[Provided information Boundary: Start]

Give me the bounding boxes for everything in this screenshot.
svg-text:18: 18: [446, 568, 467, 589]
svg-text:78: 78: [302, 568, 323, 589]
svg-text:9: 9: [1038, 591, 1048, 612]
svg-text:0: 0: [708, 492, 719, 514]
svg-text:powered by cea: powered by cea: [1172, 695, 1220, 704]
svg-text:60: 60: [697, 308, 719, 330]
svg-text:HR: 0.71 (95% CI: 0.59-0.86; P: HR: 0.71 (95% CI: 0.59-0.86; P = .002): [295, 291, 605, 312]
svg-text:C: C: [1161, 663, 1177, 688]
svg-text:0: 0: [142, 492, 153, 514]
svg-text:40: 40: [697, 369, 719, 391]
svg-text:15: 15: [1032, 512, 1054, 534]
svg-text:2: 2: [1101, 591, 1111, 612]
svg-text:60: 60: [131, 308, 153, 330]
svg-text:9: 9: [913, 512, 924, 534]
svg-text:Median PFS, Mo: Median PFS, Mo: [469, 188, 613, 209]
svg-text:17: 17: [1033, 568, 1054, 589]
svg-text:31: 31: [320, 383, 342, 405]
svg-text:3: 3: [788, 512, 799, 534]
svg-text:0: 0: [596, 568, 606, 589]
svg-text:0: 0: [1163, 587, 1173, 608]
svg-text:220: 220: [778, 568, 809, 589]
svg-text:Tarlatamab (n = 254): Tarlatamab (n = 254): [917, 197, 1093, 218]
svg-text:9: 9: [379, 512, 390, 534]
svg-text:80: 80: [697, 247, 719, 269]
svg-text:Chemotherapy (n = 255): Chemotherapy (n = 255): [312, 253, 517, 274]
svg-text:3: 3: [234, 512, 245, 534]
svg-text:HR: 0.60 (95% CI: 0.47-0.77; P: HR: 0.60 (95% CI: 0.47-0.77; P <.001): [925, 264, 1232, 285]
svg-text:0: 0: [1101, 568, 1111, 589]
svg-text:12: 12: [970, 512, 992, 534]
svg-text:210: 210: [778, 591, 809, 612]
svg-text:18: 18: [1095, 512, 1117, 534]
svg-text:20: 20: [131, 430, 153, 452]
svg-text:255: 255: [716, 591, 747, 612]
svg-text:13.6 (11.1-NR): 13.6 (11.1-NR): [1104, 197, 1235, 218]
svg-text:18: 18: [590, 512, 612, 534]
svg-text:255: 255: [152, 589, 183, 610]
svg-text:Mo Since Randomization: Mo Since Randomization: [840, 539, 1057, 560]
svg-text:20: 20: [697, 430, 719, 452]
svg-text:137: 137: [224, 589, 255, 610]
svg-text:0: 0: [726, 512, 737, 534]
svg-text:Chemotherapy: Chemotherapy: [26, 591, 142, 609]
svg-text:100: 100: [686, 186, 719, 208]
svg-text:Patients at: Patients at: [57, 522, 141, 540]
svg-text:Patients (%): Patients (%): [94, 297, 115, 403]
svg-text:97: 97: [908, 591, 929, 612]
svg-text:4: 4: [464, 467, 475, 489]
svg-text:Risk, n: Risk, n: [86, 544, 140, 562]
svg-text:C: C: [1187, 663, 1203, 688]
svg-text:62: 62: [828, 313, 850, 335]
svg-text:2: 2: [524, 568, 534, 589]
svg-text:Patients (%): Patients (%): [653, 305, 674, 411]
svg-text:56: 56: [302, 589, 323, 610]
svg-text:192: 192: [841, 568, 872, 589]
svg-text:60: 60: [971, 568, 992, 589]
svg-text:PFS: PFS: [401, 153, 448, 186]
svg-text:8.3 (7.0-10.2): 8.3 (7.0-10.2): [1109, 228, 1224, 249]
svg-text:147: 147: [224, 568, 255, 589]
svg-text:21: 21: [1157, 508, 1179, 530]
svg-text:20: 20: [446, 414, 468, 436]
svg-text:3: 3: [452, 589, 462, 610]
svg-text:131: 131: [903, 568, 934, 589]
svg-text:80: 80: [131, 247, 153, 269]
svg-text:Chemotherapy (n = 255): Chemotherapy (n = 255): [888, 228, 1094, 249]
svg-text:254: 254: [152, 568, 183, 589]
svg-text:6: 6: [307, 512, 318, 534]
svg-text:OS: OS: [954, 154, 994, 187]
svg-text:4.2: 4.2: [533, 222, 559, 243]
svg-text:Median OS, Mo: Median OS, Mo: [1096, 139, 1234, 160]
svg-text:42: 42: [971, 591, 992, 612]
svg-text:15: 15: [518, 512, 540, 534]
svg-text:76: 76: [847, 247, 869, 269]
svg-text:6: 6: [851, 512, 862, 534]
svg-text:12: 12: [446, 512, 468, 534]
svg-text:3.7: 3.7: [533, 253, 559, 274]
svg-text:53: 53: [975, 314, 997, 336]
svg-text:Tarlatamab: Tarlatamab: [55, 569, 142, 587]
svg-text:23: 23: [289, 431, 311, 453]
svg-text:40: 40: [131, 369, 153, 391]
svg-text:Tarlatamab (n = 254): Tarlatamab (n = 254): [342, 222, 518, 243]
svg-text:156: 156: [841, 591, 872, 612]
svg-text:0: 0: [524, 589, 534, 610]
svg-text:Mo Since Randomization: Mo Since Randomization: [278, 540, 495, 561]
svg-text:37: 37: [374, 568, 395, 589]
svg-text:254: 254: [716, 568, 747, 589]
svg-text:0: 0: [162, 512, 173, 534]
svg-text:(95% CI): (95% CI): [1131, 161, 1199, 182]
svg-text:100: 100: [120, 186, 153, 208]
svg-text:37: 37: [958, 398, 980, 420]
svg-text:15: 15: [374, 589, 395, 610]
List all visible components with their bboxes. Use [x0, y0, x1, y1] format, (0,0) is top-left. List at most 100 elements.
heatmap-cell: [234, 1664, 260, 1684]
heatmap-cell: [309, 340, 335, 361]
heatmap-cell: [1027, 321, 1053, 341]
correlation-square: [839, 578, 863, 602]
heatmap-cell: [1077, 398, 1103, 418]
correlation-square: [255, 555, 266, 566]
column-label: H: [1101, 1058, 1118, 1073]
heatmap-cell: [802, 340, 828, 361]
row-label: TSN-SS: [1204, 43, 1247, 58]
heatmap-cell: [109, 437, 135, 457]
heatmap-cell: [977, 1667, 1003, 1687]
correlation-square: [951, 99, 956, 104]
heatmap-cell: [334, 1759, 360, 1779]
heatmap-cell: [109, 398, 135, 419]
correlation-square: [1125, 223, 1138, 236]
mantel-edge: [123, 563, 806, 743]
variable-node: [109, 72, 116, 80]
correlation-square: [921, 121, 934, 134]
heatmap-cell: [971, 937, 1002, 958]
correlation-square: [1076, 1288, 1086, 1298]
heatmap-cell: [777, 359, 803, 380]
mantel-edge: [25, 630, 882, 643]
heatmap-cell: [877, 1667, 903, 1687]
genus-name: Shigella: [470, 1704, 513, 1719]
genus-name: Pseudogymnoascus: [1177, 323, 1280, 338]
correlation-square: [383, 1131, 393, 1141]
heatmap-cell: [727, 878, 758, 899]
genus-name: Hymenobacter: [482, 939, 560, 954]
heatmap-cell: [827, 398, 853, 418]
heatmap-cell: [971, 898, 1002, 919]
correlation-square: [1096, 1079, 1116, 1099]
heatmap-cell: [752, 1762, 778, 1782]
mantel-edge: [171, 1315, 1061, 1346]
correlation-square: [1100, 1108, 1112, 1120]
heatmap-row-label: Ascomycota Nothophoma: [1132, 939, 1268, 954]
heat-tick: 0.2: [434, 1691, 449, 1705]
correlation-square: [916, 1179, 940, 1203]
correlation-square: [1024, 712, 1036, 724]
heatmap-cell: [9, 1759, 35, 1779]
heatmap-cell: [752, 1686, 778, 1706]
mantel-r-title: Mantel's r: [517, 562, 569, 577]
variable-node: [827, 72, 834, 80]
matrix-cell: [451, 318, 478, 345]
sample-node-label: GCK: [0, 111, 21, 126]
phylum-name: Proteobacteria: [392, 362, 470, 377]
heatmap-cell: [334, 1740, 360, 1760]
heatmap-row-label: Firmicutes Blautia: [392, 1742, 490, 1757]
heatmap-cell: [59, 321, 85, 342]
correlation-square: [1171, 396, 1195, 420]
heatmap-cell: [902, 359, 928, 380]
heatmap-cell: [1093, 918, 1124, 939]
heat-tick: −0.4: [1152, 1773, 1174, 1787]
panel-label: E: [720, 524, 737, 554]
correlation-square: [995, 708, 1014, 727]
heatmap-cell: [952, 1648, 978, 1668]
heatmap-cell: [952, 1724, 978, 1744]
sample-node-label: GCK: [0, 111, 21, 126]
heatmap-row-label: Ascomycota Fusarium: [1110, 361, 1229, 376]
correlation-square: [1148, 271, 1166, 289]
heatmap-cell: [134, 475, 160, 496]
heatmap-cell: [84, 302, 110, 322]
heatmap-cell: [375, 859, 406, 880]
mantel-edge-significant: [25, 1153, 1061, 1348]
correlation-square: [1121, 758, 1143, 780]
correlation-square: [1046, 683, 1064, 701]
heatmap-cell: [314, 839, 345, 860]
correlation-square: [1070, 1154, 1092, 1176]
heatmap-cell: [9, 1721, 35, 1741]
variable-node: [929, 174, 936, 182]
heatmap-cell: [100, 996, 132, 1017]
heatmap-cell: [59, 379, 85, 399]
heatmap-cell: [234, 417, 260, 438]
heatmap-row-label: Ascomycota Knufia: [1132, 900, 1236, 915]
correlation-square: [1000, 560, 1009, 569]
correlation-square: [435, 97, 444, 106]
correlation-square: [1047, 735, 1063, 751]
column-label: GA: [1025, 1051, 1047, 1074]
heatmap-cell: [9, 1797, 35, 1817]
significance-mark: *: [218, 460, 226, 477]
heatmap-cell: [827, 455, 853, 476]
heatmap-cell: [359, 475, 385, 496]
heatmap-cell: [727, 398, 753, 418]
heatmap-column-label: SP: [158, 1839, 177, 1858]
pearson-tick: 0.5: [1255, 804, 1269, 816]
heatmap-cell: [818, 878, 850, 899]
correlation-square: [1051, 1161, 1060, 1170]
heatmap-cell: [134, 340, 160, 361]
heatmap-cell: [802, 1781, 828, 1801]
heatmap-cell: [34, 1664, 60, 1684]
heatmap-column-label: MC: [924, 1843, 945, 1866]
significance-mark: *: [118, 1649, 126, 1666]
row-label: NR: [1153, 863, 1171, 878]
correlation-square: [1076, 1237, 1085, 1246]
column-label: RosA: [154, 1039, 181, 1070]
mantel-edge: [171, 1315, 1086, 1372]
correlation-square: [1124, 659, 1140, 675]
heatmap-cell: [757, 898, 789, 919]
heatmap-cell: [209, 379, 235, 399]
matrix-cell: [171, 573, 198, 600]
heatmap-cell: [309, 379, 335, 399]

[Provided information Boundary: End]

- Work request:
From the data above, copy every line where "Chemotherapy" appears.

- The completed task:
svg-text:Chemotherapy (n = 255): Chemotherapy (n = 255): [312, 253, 517, 274]
svg-text:Chemotherapy: Chemotherapy: [26, 591, 142, 609]
svg-text:Chemotherapy (n = 255): Chemotherapy (n = 255): [888, 228, 1094, 249]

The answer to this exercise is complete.